Aim of the exercise: Determine the count of lines in the following entries that contain the string "JSON". Write only the number.
(Beginning of Given records)
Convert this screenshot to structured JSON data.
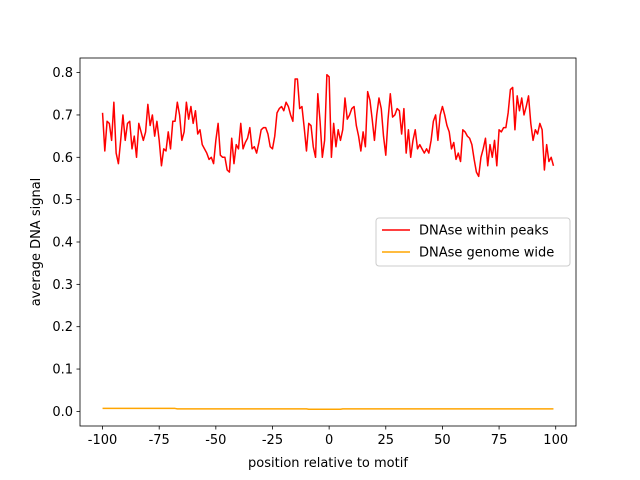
{
  "chart_data": {
    "type": "line",
    "xlabel": "position relative to motif",
    "ylabel": "average DNA signal",
    "x": [
      -100,
      -99,
      -98,
      -97,
      -96,
      -95,
      -94,
      -93,
      -92,
      -91,
      -90,
      -89,
      -88,
      -87,
      -86,
      -85,
      -84,
      -83,
      -82,
      -81,
      -80,
      -79,
      -78,
      -77,
      -76,
      -75,
      -74,
      -73,
      -72,
      -71,
      -70,
      -69,
      -68,
      -67,
      -66,
      -65,
      -64,
      -63,
      -62,
      -61,
      -60,
      -59,
      -58,
      -57,
      -56,
      -55,
      -54,
      -53,
      -52,
      -51,
      -50,
      -49,
      -48,
      -47,
      -46,
      -45,
      -44,
      -43,
      -42,
      -41,
      -40,
      -39,
      -38,
      -37,
      -36,
      -35,
      -34,
      -33,
      -32,
      -31,
      -30,
      -29,
      -28,
      -27,
      -26,
      -25,
      -24,
      -23,
      -22,
      -21,
      -20,
      -19,
      -18,
      -17,
      -16,
      -15,
      -14,
      -13,
      -12,
      -11,
      -10,
      -9,
      -8,
      -7,
      -6,
      -5,
      -4,
      -3,
      -2,
      -1,
      0,
      1,
      2,
      3,
      4,
      5,
      6,
      7,
      8,
      9,
      10,
      11,
      12,
      13,
      14,
      15,
      16,
      17,
      18,
      19,
      20,
      21,
      22,
      23,
      24,
      25,
      26,
      27,
      28,
      29,
      30,
      31,
      32,
      33,
      34,
      35,
      36,
      37,
      38,
      39,
      40,
      41,
      42,
      43,
      44,
      45,
      46,
      47,
      48,
      49,
      50,
      51,
      52,
      53,
      54,
      55,
      56,
      57,
      58,
      59,
      60,
      61,
      62,
      63,
      64,
      65,
      66,
      67,
      68,
      69,
      70,
      71,
      72,
      73,
      74,
      75,
      76,
      77,
      78,
      79,
      80,
      81,
      82,
      83,
      84,
      85,
      86,
      87,
      88,
      89,
      90,
      91,
      92,
      93,
      94,
      95,
      96,
      97,
      98,
      99
    ],
    "series": [
      {
        "name": "DNAse within peaks",
        "color": "#ff0000",
        "values": [
          0.705,
          0.615,
          0.685,
          0.68,
          0.64,
          0.73,
          0.61,
          0.585,
          0.64,
          0.7,
          0.64,
          0.68,
          0.685,
          0.62,
          0.65,
          0.6,
          0.68,
          0.66,
          0.64,
          0.66,
          0.725,
          0.675,
          0.7,
          0.65,
          0.685,
          0.64,
          0.58,
          0.62,
          0.615,
          0.66,
          0.62,
          0.685,
          0.685,
          0.73,
          0.7,
          0.64,
          0.66,
          0.73,
          0.69,
          0.72,
          0.68,
          0.71,
          0.655,
          0.665,
          0.63,
          0.62,
          0.61,
          0.595,
          0.6,
          0.585,
          0.64,
          0.68,
          0.605,
          0.6,
          0.6,
          0.57,
          0.565,
          0.645,
          0.585,
          0.63,
          0.62,
          0.68,
          0.62,
          0.635,
          0.645,
          0.67,
          0.62,
          0.625,
          0.61,
          0.635,
          0.665,
          0.67,
          0.67,
          0.655,
          0.625,
          0.62,
          0.65,
          0.705,
          0.715,
          0.72,
          0.71,
          0.73,
          0.72,
          0.7,
          0.685,
          0.785,
          0.785,
          0.715,
          0.72,
          0.67,
          0.615,
          0.68,
          0.675,
          0.625,
          0.6,
          0.75,
          0.685,
          0.6,
          0.64,
          0.795,
          0.79,
          0.6,
          0.68,
          0.625,
          0.665,
          0.64,
          0.665,
          0.74,
          0.69,
          0.7,
          0.715,
          0.72,
          0.675,
          0.65,
          0.615,
          0.66,
          0.625,
          0.755,
          0.735,
          0.69,
          0.64,
          0.7,
          0.74,
          0.715,
          0.65,
          0.605,
          0.69,
          0.75,
          0.695,
          0.7,
          0.715,
          0.71,
          0.655,
          0.715,
          0.61,
          0.665,
          0.6,
          0.64,
          0.665,
          0.62,
          0.63,
          0.62,
          0.61,
          0.62,
          0.61,
          0.64,
          0.685,
          0.7,
          0.64,
          0.7,
          0.72,
          0.7,
          0.675,
          0.66,
          0.62,
          0.635,
          0.595,
          0.61,
          0.59,
          0.665,
          0.66,
          0.65,
          0.645,
          0.63,
          0.595,
          0.565,
          0.555,
          0.6,
          0.62,
          0.645,
          0.58,
          0.63,
          0.6,
          0.64,
          0.58,
          0.665,
          0.66,
          0.67,
          0.67,
          0.705,
          0.76,
          0.765,
          0.665,
          0.745,
          0.71,
          0.74,
          0.7,
          0.72,
          0.745,
          0.68,
          0.64,
          0.665,
          0.655,
          0.68,
          0.665,
          0.57,
          0.63,
          0.59,
          0.6,
          0.58
        ]
      },
      {
        "name": "DNAse genome wide",
        "color": "#ffa500",
        "values": [
          0.007,
          0.007,
          0.007,
          0.007,
          0.007,
          0.007,
          0.007,
          0.007,
          0.007,
          0.007,
          0.007,
          0.007,
          0.007,
          0.007,
          0.007,
          0.007,
          0.007,
          0.007,
          0.007,
          0.007,
          0.007,
          0.007,
          0.007,
          0.007,
          0.007,
          0.007,
          0.007,
          0.007,
          0.007,
          0.007,
          0.007,
          0.007,
          0.007,
          0.006,
          0.006,
          0.006,
          0.006,
          0.006,
          0.006,
          0.006,
          0.006,
          0.006,
          0.006,
          0.006,
          0.006,
          0.006,
          0.006,
          0.006,
          0.006,
          0.006,
          0.006,
          0.006,
          0.006,
          0.006,
          0.006,
          0.006,
          0.006,
          0.006,
          0.006,
          0.006,
          0.006,
          0.006,
          0.006,
          0.006,
          0.006,
          0.006,
          0.006,
          0.006,
          0.006,
          0.006,
          0.006,
          0.006,
          0.006,
          0.006,
          0.006,
          0.006,
          0.006,
          0.006,
          0.006,
          0.006,
          0.006,
          0.006,
          0.006,
          0.006,
          0.006,
          0.006,
          0.006,
          0.006,
          0.006,
          0.006,
          0.006,
          0.005,
          0.005,
          0.005,
          0.005,
          0.005,
          0.005,
          0.005,
          0.005,
          0.005,
          0.005,
          0.005,
          0.005,
          0.005,
          0.005,
          0.005,
          0.006,
          0.006,
          0.006,
          0.006,
          0.006,
          0.006,
          0.006,
          0.006,
          0.006,
          0.006,
          0.006,
          0.006,
          0.006,
          0.006,
          0.006,
          0.006,
          0.006,
          0.006,
          0.006,
          0.006,
          0.006,
          0.006,
          0.006,
          0.006,
          0.006,
          0.006,
          0.006,
          0.006,
          0.006,
          0.006,
          0.006,
          0.006,
          0.006,
          0.006,
          0.006,
          0.006,
          0.006,
          0.006,
          0.006,
          0.006,
          0.006,
          0.006,
          0.006,
          0.006,
          0.006,
          0.006,
          0.006,
          0.006,
          0.006,
          0.006,
          0.006,
          0.006,
          0.006,
          0.006,
          0.006,
          0.006,
          0.006,
          0.006,
          0.006,
          0.006,
          0.006,
          0.006,
          0.006,
          0.006,
          0.006,
          0.006,
          0.006,
          0.006,
          0.006,
          0.006,
          0.006,
          0.006,
          0.006,
          0.006,
          0.006,
          0.006,
          0.006,
          0.006,
          0.006,
          0.006,
          0.006,
          0.006,
          0.006,
          0.006,
          0.006,
          0.006,
          0.006,
          0.006,
          0.006,
          0.006,
          0.006,
          0.006,
          0.006,
          0.006
        ]
      }
    ],
    "xlim": [
      -109.95,
      108.95
    ],
    "xticks": [
      -100,
      -75,
      -50,
      -25,
      0,
      25,
      50,
      75,
      100
    ],
    "ylim": [
      -0.0345,
      0.8345
    ],
    "yticks": [
      {
        "value": 0,
        "label": "0.0"
      },
      0.1,
      0.2,
      0.3,
      0.4,
      0.5,
      0.6,
      0.7,
      0.8
    ],
    "legend": "center right"
  }
}
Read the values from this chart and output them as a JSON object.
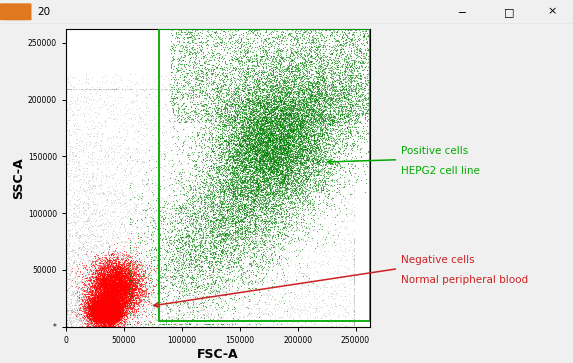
(End of Given records)
Written solution: 2